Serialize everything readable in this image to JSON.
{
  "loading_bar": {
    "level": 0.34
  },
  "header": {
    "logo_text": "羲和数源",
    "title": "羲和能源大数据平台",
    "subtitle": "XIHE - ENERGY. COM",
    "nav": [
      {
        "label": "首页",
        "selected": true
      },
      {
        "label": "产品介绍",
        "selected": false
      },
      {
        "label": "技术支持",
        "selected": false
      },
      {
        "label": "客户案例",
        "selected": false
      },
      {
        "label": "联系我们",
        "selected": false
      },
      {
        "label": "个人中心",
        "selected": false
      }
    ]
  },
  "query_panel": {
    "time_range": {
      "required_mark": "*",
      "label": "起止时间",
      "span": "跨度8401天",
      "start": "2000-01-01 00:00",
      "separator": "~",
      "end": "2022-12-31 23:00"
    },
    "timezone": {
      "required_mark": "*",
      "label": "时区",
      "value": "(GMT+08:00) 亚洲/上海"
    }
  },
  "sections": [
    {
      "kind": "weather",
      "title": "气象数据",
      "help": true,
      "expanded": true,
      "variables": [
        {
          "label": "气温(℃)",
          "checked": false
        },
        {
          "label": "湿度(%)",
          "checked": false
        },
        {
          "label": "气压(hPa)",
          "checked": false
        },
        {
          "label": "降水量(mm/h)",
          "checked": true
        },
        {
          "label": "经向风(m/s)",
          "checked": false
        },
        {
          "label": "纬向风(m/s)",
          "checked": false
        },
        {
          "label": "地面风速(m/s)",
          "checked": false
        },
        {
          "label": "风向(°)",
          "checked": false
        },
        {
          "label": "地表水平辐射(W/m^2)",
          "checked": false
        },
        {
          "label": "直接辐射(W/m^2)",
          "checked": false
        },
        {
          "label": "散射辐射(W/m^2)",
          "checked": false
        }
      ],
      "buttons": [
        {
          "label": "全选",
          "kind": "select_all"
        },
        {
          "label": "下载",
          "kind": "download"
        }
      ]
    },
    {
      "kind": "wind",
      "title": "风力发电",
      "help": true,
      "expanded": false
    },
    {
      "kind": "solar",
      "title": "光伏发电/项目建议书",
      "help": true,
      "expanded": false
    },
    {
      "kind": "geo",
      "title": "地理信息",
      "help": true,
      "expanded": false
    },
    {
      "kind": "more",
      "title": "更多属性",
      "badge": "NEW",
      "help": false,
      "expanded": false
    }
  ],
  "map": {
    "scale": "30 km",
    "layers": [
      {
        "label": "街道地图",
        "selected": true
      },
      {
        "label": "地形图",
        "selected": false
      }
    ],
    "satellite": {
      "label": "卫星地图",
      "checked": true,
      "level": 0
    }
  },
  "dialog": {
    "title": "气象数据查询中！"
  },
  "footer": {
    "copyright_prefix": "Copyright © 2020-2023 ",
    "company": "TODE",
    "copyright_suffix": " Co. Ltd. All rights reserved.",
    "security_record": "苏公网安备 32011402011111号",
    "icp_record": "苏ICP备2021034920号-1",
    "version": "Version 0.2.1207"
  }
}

§ PROMPT: Give the number of lines above in which the word "kind" occurs, with nothing else.

§ ANSWER BELOW: 7